» Document section
[Start of section]
What is being tested?

The Janus Kinase 2 or JAK2 gene provides instructions for making the JAK2 protein, which promotes cell growth and division, and is especially important for controlling blood cell production from stem cells located within the bone marrow. This test looks for mutations in JAK2 that are associated with bone marrow disorders caused by an overproduction of blood cells.

The bone marrow disorders caused by JAK2 mutations are known as myeloproliferative neoplasms (MPNs), where the bone marrow overproduces white blood cells, red blood cells, and/or platelets. Some of the MPNs most commonly associated with JAK2 are: polycythemia vera (PV), where bone marrow makes too many red blood cells; essential thrombocythemia (ET), where there are too many platelet-producing cells (megakaryocytes) in the bone marrow; and primary myelofibrosis (PMF), also known as chronic idiopathic myelofibrosis or agnogenic myeloid metaplasia, where there are too many platelet-producing cells and cells that produce scar tissue in the bone marrow.

The primary JAK2 test is JAK2 V617F, named for a mutation at a specific location in the JAK2 gene. JAK2 V617F mutation is acquired as opposed to inherited and results in the change of a single DNA nucleotide base pair. In JAK2, this kind of mutation, called a point mutation, leads to a change in the protein building block that the gene codes for, replacing the normal amino acid valine (V) with phenylalanine (F). This amino acid change results in a JAK2 protein that is constantly "on," leading to uncontrolled blood cell production.
[End of section]
» Apply what you read
1 > In the passage on JAK2 testing, why does the JAK2 V617F mutation lead to uncontrolled blood cell production?
2 > Resume the passage on JAK2 testing after its last sentence.

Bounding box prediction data
[Start of section]
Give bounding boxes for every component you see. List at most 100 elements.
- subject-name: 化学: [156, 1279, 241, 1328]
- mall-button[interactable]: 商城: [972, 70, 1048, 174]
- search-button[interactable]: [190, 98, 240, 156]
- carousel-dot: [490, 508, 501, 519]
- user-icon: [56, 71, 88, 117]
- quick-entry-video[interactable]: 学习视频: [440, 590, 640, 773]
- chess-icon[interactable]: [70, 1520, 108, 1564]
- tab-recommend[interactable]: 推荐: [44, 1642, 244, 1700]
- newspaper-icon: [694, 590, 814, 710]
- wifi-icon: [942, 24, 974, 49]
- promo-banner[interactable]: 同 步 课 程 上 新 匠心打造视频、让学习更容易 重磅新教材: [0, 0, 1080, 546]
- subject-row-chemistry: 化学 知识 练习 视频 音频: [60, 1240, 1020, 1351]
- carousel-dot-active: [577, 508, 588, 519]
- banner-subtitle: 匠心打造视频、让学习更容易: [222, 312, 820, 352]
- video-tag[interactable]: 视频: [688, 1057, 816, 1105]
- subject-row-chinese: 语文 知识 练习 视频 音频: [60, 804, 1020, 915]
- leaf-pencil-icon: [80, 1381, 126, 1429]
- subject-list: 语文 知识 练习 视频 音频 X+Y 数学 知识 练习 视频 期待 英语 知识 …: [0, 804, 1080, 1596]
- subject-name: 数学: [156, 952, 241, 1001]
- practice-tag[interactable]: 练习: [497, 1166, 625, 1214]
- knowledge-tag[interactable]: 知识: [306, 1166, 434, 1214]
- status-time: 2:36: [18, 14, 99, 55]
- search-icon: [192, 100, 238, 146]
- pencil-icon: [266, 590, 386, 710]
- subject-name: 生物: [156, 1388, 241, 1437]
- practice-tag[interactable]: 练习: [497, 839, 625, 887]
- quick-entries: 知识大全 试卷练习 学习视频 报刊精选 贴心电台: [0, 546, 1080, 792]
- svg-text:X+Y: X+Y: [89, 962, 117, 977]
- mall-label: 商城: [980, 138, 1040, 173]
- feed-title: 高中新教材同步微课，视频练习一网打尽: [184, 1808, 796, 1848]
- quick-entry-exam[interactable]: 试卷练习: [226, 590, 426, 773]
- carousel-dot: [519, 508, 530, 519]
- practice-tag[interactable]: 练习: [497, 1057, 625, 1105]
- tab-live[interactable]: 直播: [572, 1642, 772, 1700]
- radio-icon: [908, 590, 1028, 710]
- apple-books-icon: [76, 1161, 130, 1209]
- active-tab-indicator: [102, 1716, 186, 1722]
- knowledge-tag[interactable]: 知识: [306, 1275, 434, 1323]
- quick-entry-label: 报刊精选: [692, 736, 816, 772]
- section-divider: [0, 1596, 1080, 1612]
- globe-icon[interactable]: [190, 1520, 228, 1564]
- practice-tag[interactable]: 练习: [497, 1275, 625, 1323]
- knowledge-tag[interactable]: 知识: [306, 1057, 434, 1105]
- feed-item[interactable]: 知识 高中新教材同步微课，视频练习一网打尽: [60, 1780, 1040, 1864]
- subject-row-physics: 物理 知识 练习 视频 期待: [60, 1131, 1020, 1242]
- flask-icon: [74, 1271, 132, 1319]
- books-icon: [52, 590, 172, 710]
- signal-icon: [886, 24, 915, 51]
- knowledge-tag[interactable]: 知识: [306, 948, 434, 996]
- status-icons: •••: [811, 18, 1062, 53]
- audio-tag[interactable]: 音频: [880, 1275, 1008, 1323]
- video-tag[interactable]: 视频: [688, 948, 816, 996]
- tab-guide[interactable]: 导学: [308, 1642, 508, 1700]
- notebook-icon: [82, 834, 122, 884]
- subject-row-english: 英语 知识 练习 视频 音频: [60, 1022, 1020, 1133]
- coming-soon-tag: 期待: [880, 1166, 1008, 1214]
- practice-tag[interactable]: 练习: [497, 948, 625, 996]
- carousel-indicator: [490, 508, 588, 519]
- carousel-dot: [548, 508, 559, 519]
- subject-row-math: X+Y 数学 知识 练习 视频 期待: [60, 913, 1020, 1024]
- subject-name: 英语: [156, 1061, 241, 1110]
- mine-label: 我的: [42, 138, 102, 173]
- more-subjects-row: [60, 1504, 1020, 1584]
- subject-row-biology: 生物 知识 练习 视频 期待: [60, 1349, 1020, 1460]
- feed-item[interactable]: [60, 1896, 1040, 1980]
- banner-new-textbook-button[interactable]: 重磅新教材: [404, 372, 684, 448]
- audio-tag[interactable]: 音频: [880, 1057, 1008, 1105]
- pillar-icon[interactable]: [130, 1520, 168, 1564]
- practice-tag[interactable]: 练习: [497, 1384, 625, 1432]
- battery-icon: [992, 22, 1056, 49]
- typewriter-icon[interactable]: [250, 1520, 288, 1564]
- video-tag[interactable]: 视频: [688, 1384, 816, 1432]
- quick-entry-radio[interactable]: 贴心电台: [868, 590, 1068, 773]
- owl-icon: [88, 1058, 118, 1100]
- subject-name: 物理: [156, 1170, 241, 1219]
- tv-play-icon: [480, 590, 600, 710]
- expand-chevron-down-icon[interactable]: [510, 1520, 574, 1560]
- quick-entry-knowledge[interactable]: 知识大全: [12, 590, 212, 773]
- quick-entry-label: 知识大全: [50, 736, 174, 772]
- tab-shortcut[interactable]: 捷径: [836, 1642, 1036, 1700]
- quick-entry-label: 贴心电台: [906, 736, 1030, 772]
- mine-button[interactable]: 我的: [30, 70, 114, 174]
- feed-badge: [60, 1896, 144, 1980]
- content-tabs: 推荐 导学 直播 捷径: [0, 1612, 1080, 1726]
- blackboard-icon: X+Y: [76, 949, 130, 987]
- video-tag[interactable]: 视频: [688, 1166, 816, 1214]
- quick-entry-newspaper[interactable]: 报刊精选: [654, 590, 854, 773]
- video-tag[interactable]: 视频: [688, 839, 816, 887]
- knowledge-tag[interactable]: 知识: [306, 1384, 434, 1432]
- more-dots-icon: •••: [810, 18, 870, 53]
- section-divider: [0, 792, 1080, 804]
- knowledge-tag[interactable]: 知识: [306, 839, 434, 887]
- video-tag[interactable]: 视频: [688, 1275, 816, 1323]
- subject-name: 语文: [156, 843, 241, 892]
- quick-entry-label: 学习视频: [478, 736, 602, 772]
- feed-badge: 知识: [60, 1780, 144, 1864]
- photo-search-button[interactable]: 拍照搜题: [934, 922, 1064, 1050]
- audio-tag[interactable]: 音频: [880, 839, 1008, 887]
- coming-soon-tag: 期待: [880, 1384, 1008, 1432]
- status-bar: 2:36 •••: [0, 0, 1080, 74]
[End of section]
» Results in order
1 > The V617F point mutation changes a single DNA base pair, so the JAK2 protein has phenylalanine (F) where the normal amino acid valine (V) should be. This change makes the JAK2 protein constantly "on," and the result is uncontrolled blood cell production.

2 >
As many as 95% of people with PV and 50-75% of people with ET or PMF are positive for the JAK2 V617F mutation. Additionally, the mutation is also infrequently detected in people with chronic myelomonocytic leukemia (CMML), primary acute myeloid leukemia (AML), myelodysplastic syndrome (MDS), and chronic myeloid leukemia (CML).

Mutations in other coding portions (called exons; they code for proteins) of the JAK2 gene are also associated with MPNs. There are tests to detect changes in JAK2 exon 12. Two to five percent of people with PV have an exon 12 mutation.

The presence of a JAK2 mutation helps a health care provider make a definitive diagnosis of MPN (PV, ET or PMF), but the absence of a JAK2 mutation does not rule out MPN. In 2008, the World Health Organization (WHO) revised its diagnostic criteria for PV and ET, adding the presence of JAK2 mutation as a criterion. However, consensus has not yet been achieved for the optimal diagnostic criteria for PV.

The finding of a JAK2 mutation associated with uncontrolled blood cell growth in MPNs also suggests a possible therapeutic approach to some MPNs. As an example, one JAK2 inhibitor has been approved for the treatment of intermediate and high risk myelofibrosis.

How is the sample collected for testing?

A blood sample is obtained by inserting a needle into a vein in the arm. Bone marrow can also be used to detect the mutation.

NOTE: If undergoing medical tests makes you or someone you care for anxious, embarrassed, or even difficult to manage, you might consider reading one or more of the following articles: Coping with Test Pain, Discomfort, and Anxiety, Tips on Blood Testing, Tips to Help Children through Their Medical Tests, and Tips to Help the Elderly through Their Medical Tests.

Another article, Follow That Sample, provides a glimpse at the collection and processing of a blood sample and throat culture.

Is any test preparation needed to ensure the quality of the sample?

No test preparation is needed.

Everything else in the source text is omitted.